Data records:
┌──

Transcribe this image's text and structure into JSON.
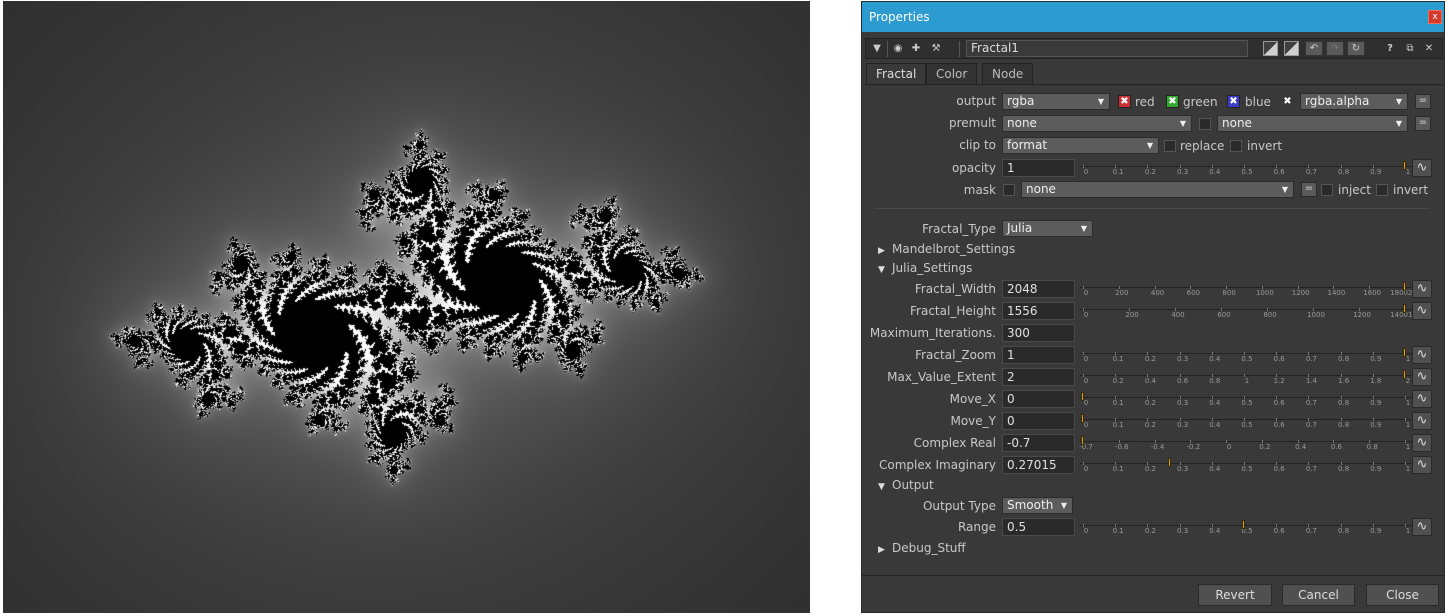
{
  "panel": {
    "title": "Properties",
    "close_label": "x"
  },
  "nodebar": {
    "node_name": "Fractal1",
    "help_label": "?"
  },
  "tabs": [
    "Fractal",
    "Color",
    "Node"
  ],
  "channels": {
    "output_label": "output",
    "output_value": "rgba",
    "red": "red",
    "green": "green",
    "blue": "blue",
    "alpha_value": "rgba.alpha",
    "premult_label": "premult",
    "premult_value": "none",
    "premult_value2": "none",
    "clip_label": "clip to",
    "clip_value": "format",
    "replace": "replace",
    "invert": "invert",
    "opacity_label": "opacity",
    "opacity_value": "1",
    "mask_label": "mask",
    "mask_value": "none",
    "inject": "inject",
    "mask_invert": "invert",
    "eq": "="
  },
  "fractal": {
    "type_label": "Fractal_Type",
    "type_value": "Julia",
    "mandelbrot_group": "Mandelbrot_Settings",
    "julia_group": "Julia_Settings",
    "output_group": "Output",
    "debug_group": "Debug_Stuff",
    "output_type_label": "Output Type",
    "output_type_value": "Smooth"
  },
  "knobs": [
    {
      "label": "Fractal_Width",
      "value": "2048",
      "ticks": [
        "0",
        "200",
        "400",
        "600",
        "800",
        "1000",
        "1200",
        "1400",
        "1600",
        "18002048"
      ],
      "level": 1.0
    },
    {
      "label": "Fractal_Height",
      "value": "1556",
      "ticks": [
        "0",
        "200",
        "400",
        "600",
        "800",
        "1000",
        "1200",
        "14001556"
      ],
      "level": 1.0
    },
    {
      "label": "Maximum_Iterations.",
      "value": "300"
    },
    {
      "label": "Fractal_Zoom",
      "value": "1",
      "ticks": [
        "0",
        "0.1",
        "0.2",
        "0.3",
        "0.4",
        "0.5",
        "0.6",
        "0.7",
        "0.8",
        "0.9",
        "1"
      ],
      "level": 1.0
    },
    {
      "label": "Max_Value_Extent",
      "value": "2",
      "ticks": [
        "0",
        "0.2",
        "0.4",
        "0.6",
        "0.8",
        "1",
        "1.2",
        "1.4",
        "1.6",
        "1.8",
        "2"
      ],
      "level": 1.0
    },
    {
      "label": "Move_X",
      "value": "0",
      "ticks": [
        "0",
        "0.1",
        "0.2",
        "0.3",
        "0.4",
        "0.5",
        "0.6",
        "0.7",
        "0.8",
        "0.9",
        "1"
      ],
      "level": 0.0
    },
    {
      "label": "Move_Y",
      "value": "0",
      "ticks": [
        "0",
        "0.1",
        "0.2",
        "0.3",
        "0.4",
        "0.5",
        "0.6",
        "0.7",
        "0.8",
        "0.9",
        "1"
      ],
      "level": 0.0
    },
    {
      "label": "Complex Real",
      "value": "-0.7",
      "ticks": [
        "-0.7",
        "-0.6",
        "-0.4",
        "-0.2",
        "0",
        "0.2",
        "0.4",
        "0.6",
        "0.8",
        "1"
      ],
      "level": 0.0
    },
    {
      "label": "Complex Imaginary",
      "value": "0.27015",
      "ticks": [
        "0",
        "0.1",
        "0.2",
        "0.3",
        "0.4",
        "0.5",
        "0.6",
        "0.7",
        "0.8",
        "0.9",
        "1"
      ],
      "level": 0.27
    }
  ],
  "range": {
    "label": "Range",
    "value": "0.5",
    "ticks": [
      "0",
      "0.1",
      "0.2",
      "0.3",
      "0.4",
      "0.5",
      "0.6",
      "0.7",
      "0.8",
      "0.9",
      "1"
    ],
    "level": 0.5
  },
  "opacity_ticks": [
    "0",
    "0.1",
    "0.2",
    "0.3",
    "0.4",
    "0.5",
    "0.6",
    "0.7",
    "0.8",
    "0.9",
    "1"
  ],
  "footer": {
    "revert": "Revert",
    "cancel": "Cancel",
    "close": "Close"
  },
  "colors": {
    "accent": "#2b9bd0",
    "handle": "#d9a030",
    "red_check": "#c83232",
    "green_check": "#32a832",
    "blue_check": "#3c3cc8"
  }
}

└──

| Exercise instructions |
Make an exact copy of the data above, pictures excluded.

| Exercise solution |
Transcribe this image's text and structure into JSON.
{
  "panel": {
    "title": "Properties",
    "close_label": "x"
  },
  "nodebar": {
    "node_name": "Fractal1",
    "help_label": "?"
  },
  "tabs": [
    "Fractal",
    "Color",
    "Node"
  ],
  "channels": {
    "output_label": "output",
    "output_value": "rgba",
    "red": "red",
    "green": "green",
    "blue": "blue",
    "alpha_value": "rgba.alpha",
    "premult_label": "premult",
    "premult_value": "none",
    "premult_value2": "none",
    "clip_label": "clip to",
    "clip_value": "format",
    "replace": "replace",
    "invert": "invert",
    "opacity_label": "opacity",
    "opacity_value": "1",
    "mask_label": "mask",
    "mask_value": "none",
    "inject": "inject",
    "mask_invert": "invert",
    "eq": "="
  },
  "fractal": {
    "type_label": "Fractal_Type",
    "type_value": "Julia",
    "mandelbrot_group": "Mandelbrot_Settings",
    "julia_group": "Julia_Settings",
    "output_group": "Output",
    "debug_group": "Debug_Stuff",
    "output_type_label": "Output Type",
    "output_type_value": "Smooth"
  },
  "knobs": [
    {
      "label": "Fractal_Width",
      "value": "2048",
      "ticks": [
        "0",
        "200",
        "400",
        "600",
        "800",
        "1000",
        "1200",
        "1400",
        "1600",
        "18002048"
      ],
      "level": 1.0
    },
    {
      "label": "Fractal_Height",
      "value": "1556",
      "ticks": [
        "0",
        "200",
        "400",
        "600",
        "800",
        "1000",
        "1200",
        "14001556"
      ],
      "level": 1.0
    },
    {
      "label": "Maximum_Iterations.",
      "value": "300"
    },
    {
      "label": "Fractal_Zoom",
      "value": "1",
      "ticks": [
        "0",
        "0.1",
        "0.2",
        "0.3",
        "0.4",
        "0.5",
        "0.6",
        "0.7",
        "0.8",
        "0.9",
        "1"
      ],
      "level": 1.0
    },
    {
      "label": "Max_Value_Extent",
      "value": "2",
      "ticks": [
        "0",
        "0.2",
        "0.4",
        "0.6",
        "0.8",
        "1",
        "1.2",
        "1.4",
        "1.6",
        "1.8",
        "2"
      ],
      "level": 1.0
    },
    {
      "label": "Move_X",
      "value": "0",
      "ticks": [
        "0",
        "0.1",
        "0.2",
        "0.3",
        "0.4",
        "0.5",
        "0.6",
        "0.7",
        "0.8",
        "0.9",
        "1"
      ],
      "level": 0.0
    },
    {
      "label": "Move_Y",
      "value": "0",
      "ticks": [
        "0",
        "0.1",
        "0.2",
        "0.3",
        "0.4",
        "0.5",
        "0.6",
        "0.7",
        "0.8",
        "0.9",
        "1"
      ],
      "level": 0.0
    },
    {
      "label": "Complex Real",
      "value": "-0.7",
      "ticks": [
        "-0.7",
        "-0.6",
        "-0.4",
        "-0.2",
        "0",
        "0.2",
        "0.4",
        "0.6",
        "0.8",
        "1"
      ],
      "level": 0.0
    },
    {
      "label": "Complex Imaginary",
      "value": "0.27015",
      "ticks": [
        "0",
        "0.1",
        "0.2",
        "0.3",
        "0.4",
        "0.5",
        "0.6",
        "0.7",
        "0.8",
        "0.9",
        "1"
      ],
      "level": 0.27
    }
  ],
  "range": {
    "label": "Range",
    "value": "0.5",
    "ticks": [
      "0",
      "0.1",
      "0.2",
      "0.3",
      "0.4",
      "0.5",
      "0.6",
      "0.7",
      "0.8",
      "0.9",
      "1"
    ],
    "level": 0.5
  },
  "opacity_ticks": [
    "0",
    "0.1",
    "0.2",
    "0.3",
    "0.4",
    "0.5",
    "0.6",
    "0.7",
    "0.8",
    "0.9",
    "1"
  ],
  "footer": {
    "revert": "Revert",
    "cancel": "Cancel",
    "close": "Close"
  },
  "colors": {
    "accent": "#2b9bd0",
    "handle": "#d9a030",
    "red_check": "#c83232",
    "green_check": "#32a832",
    "blue_check": "#3c3cc8"
  }
}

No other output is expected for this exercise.